# [Goal]
Which lines include the word "text"? Copy each of them.

[Items from a dataset]

══════

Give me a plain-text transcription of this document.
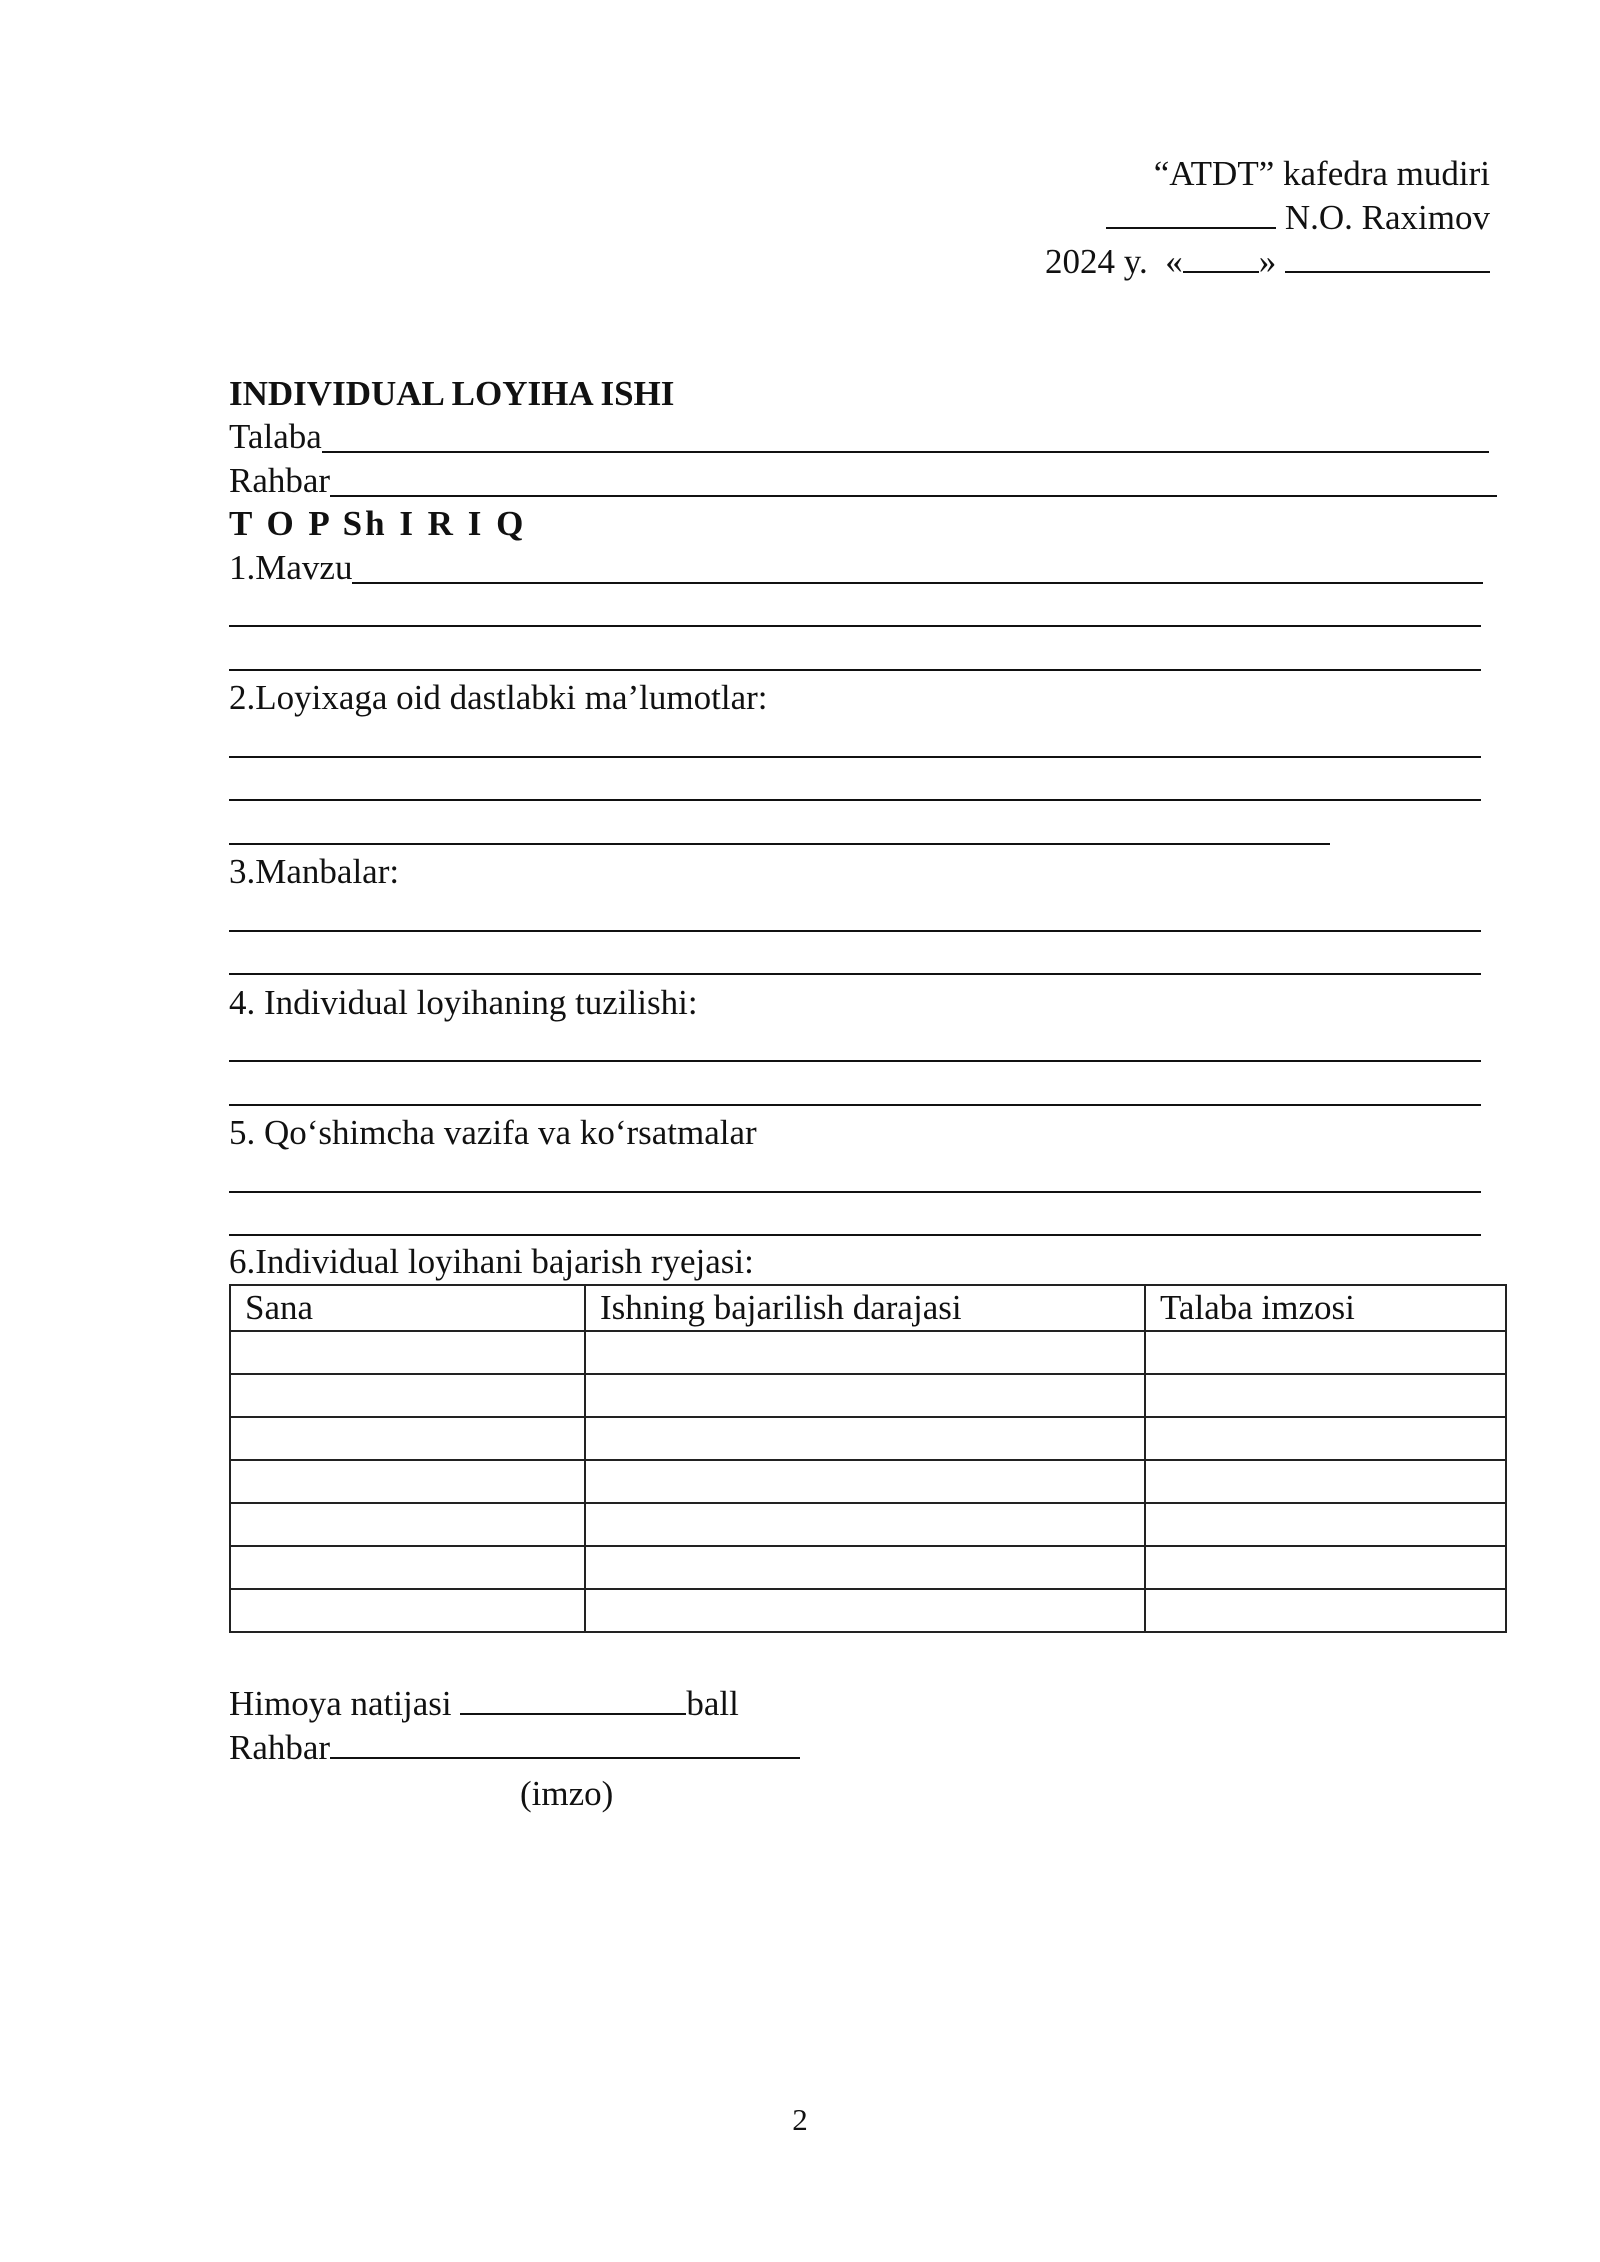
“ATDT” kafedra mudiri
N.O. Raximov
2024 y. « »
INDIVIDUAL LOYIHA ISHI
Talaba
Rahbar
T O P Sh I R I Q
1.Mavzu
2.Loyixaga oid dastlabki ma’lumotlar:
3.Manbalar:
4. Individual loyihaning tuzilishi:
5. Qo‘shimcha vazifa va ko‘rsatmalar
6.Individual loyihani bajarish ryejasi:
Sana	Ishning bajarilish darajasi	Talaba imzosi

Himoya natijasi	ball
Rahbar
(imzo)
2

══════

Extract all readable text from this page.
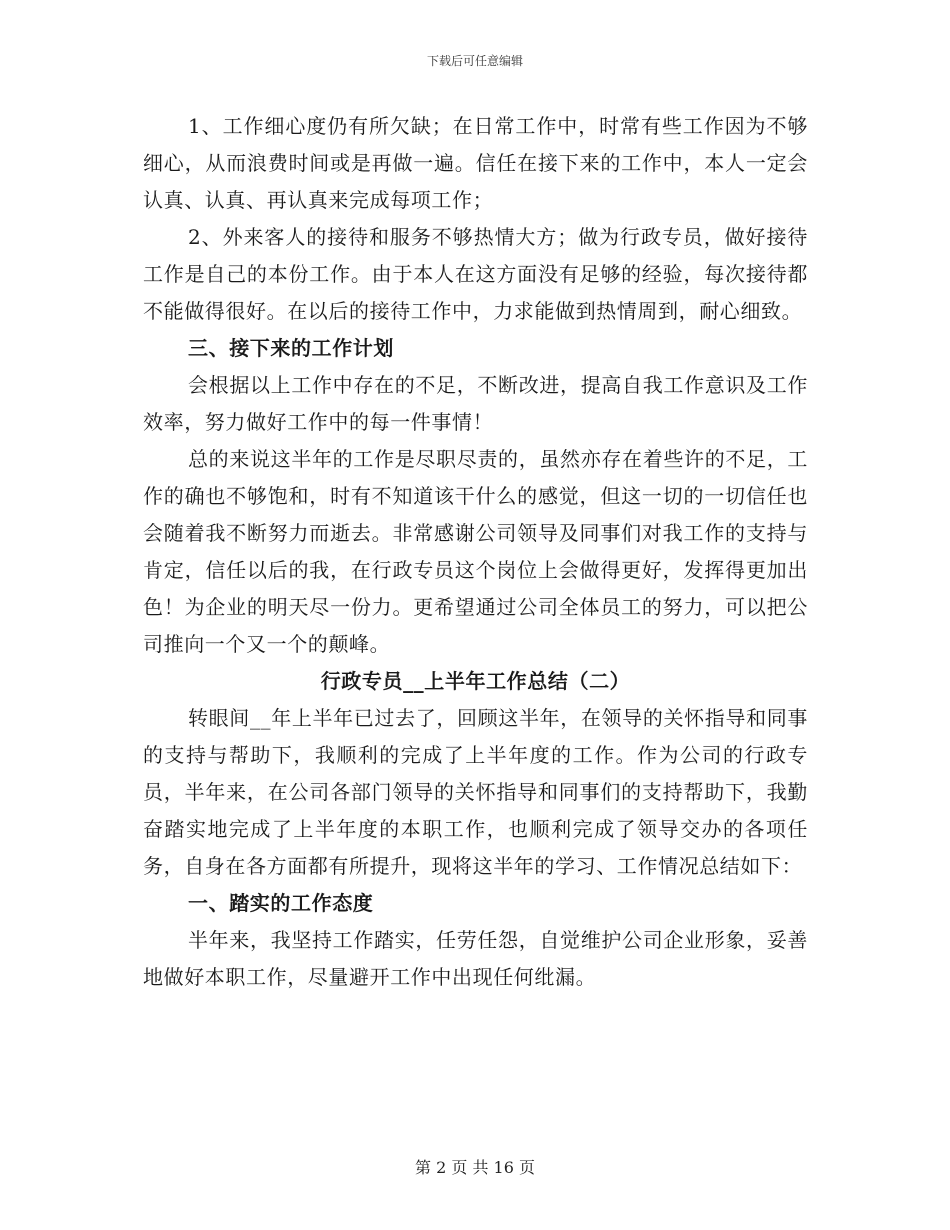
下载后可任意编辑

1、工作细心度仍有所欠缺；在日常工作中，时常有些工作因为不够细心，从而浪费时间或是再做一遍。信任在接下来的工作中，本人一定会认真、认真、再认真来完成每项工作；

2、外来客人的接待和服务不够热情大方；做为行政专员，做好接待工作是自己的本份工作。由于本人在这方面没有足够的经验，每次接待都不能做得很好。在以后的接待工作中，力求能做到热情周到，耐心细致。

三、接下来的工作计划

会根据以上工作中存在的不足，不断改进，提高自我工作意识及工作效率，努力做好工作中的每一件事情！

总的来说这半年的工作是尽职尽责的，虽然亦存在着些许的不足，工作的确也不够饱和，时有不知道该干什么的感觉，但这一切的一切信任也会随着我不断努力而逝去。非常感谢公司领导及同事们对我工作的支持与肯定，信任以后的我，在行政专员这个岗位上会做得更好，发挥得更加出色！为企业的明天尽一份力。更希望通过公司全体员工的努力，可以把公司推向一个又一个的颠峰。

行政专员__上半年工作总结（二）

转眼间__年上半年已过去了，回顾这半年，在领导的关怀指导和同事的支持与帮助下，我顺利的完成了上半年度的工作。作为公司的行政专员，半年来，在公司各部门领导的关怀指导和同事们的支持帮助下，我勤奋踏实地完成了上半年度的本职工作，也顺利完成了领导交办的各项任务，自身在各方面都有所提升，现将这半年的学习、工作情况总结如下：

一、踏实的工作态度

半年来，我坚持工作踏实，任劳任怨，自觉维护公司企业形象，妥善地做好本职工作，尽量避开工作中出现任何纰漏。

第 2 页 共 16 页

══════

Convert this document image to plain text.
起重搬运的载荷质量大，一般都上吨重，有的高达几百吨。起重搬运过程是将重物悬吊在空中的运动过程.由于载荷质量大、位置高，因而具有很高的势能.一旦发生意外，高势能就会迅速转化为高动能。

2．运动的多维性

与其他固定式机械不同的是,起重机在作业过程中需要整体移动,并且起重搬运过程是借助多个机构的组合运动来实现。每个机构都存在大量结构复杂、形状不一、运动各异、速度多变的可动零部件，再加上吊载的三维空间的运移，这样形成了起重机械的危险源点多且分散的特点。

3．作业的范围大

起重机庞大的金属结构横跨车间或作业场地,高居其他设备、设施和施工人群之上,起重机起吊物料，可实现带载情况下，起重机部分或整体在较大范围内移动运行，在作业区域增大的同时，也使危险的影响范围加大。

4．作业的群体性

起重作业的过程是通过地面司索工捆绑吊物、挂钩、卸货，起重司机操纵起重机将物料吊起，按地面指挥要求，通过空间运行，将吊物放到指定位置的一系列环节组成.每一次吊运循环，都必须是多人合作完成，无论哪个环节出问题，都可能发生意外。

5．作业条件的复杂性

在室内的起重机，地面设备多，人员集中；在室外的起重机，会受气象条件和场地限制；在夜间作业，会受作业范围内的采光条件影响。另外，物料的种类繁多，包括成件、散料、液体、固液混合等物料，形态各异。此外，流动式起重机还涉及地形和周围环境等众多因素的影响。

══════

# [Solution for this problem]
Give me a plain-text transcription of this document.
Extract all readable text from this page.
Convert this document image to plain text.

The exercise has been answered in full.